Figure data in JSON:
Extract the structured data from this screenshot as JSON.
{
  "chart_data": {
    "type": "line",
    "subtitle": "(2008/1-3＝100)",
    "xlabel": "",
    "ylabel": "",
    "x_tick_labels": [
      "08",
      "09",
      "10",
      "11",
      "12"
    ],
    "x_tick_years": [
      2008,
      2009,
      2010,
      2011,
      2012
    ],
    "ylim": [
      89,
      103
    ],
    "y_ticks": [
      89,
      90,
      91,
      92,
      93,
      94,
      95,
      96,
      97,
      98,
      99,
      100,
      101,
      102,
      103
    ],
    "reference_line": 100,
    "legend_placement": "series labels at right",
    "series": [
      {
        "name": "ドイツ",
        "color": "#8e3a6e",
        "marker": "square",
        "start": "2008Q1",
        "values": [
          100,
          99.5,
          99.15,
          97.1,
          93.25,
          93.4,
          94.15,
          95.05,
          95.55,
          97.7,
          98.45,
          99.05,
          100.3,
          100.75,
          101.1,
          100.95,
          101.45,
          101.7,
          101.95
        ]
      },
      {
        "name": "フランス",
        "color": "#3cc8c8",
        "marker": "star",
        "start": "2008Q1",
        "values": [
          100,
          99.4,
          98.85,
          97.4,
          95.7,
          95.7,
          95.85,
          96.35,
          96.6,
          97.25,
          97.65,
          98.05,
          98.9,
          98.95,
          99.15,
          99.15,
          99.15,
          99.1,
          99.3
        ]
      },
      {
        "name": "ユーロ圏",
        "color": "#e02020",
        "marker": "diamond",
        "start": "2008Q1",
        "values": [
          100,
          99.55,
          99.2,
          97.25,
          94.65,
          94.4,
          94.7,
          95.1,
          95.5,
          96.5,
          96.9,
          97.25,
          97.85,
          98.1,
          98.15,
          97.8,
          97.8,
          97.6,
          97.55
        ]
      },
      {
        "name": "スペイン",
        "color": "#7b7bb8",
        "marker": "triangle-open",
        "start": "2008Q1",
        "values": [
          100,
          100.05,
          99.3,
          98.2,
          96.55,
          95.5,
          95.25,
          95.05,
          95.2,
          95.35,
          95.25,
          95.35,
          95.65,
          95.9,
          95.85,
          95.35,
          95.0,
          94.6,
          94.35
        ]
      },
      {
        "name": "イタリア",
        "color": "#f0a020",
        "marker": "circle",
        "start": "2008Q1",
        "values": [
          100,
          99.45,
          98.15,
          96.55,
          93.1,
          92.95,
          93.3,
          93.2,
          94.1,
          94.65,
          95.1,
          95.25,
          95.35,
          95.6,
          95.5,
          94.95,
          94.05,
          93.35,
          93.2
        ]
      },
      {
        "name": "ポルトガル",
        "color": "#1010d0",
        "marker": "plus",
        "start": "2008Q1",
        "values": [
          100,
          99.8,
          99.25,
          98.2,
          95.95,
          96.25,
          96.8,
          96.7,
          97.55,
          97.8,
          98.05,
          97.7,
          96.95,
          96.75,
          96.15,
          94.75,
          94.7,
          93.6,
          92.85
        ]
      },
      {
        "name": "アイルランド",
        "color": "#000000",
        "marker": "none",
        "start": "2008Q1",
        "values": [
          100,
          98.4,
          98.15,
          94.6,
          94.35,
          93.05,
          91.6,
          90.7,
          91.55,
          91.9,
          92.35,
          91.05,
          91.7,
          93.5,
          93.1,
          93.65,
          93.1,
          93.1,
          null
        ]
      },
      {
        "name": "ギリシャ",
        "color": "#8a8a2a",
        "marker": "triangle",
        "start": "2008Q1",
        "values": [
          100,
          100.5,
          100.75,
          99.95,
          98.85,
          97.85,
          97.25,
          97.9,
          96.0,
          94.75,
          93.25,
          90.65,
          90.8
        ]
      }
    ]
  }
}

● GIVEN TASK
Return all of the entries exactly as they were supplied.

● TASK OUTPUT
Extract the structured data from this screenshot as JSON.
{
  "chart_data": {
    "type": "line",
    "subtitle": "(2008/1-3＝100)",
    "xlabel": "",
    "ylabel": "",
    "x_tick_labels": [
      "08",
      "09",
      "10",
      "11",
      "12"
    ],
    "x_tick_years": [
      2008,
      2009,
      2010,
      2011,
      2012
    ],
    "ylim": [
      89,
      103
    ],
    "y_ticks": [
      89,
      90,
      91,
      92,
      93,
      94,
      95,
      96,
      97,
      98,
      99,
      100,
      101,
      102,
      103
    ],
    "reference_line": 100,
    "legend_placement": "series labels at right",
    "series": [
      {
        "name": "ドイツ",
        "color": "#8e3a6e",
        "marker": "square",
        "start": "2008Q1",
        "values": [
          100,
          99.5,
          99.15,
          97.1,
          93.25,
          93.4,
          94.15,
          95.05,
          95.55,
          97.7,
          98.45,
          99.05,
          100.3,
          100.75,
          101.1,
          100.95,
          101.45,
          101.7,
          101.95
        ]
      },
      {
        "name": "フランス",
        "color": "#3cc8c8",
        "marker": "star",
        "start": "2008Q1",
        "values": [
          100,
          99.4,
          98.85,
          97.4,
          95.7,
          95.7,
          95.85,
          96.35,
          96.6,
          97.25,
          97.65,
          98.05,
          98.9,
          98.95,
          99.15,
          99.15,
          99.15,
          99.1,
          99.3
        ]
      },
      {
        "name": "ユーロ圏",
        "color": "#e02020",
        "marker": "diamond",
        "start": "2008Q1",
        "values": [
          100,
          99.55,
          99.2,
          97.25,
          94.65,
          94.4,
          94.7,
          95.1,
          95.5,
          96.5,
          96.9,
          97.25,
          97.85,
          98.1,
          98.15,
          97.8,
          97.8,
          97.6,
          97.55
        ]
      },
      {
        "name": "スペイン",
        "color": "#7b7bb8",
        "marker": "triangle-open",
        "start": "2008Q1",
        "values": [
          100,
          100.05,
          99.3,
          98.2,
          96.55,
          95.5,
          95.25,
          95.05,
          95.2,
          95.35,
          95.25,
          95.35,
          95.65,
          95.9,
          95.85,
          95.35,
          95.0,
          94.6,
          94.35
        ]
      },
      {
        "name": "イタリア",
        "color": "#f0a020",
        "marker": "circle",
        "start": "2008Q1",
        "values": [
          100,
          99.45,
          98.15,
          96.55,
          93.1,
          92.95,
          93.3,
          93.2,
          94.1,
          94.65,
          95.1,
          95.25,
          95.35,
          95.6,
          95.5,
          94.95,
          94.05,
          93.35,
          93.2
        ]
      },
      {
        "name": "ポルトガル",
        "color": "#1010d0",
        "marker": "plus",
        "start": "2008Q1",
        "values": [
          100,
          99.8,
          99.25,
          98.2,
          95.95,
          96.25,
          96.8,
          96.7,
          97.55,
          97.8,
          98.05,
          97.7,
          96.95,
          96.75,
          96.15,
          94.75,
          94.7,
          93.6,
          92.85
        ]
      },
      {
        "name": "アイルランド",
        "color": "#000000",
        "marker": "none",
        "start": "2008Q1",
        "values": [
          100,
          98.4,
          98.15,
          94.6,
          94.35,
          93.05,
          91.6,
          90.7,
          91.55,
          91.9,
          92.35,
          91.05,
          91.7,
          93.5,
          93.1,
          93.65,
          93.1,
          93.1,
          null
        ]
      },
      {
        "name": "ギリシャ",
        "color": "#8a8a2a",
        "marker": "triangle",
        "start": "2008Q1",
        "values": [
          100,
          100.5,
          100.75,
          99.95,
          98.85,
          97.85,
          97.25,
          97.9,
          96.0,
          94.75,
          93.25,
          90.65,
          90.8
        ]
      }
    ]
  }
}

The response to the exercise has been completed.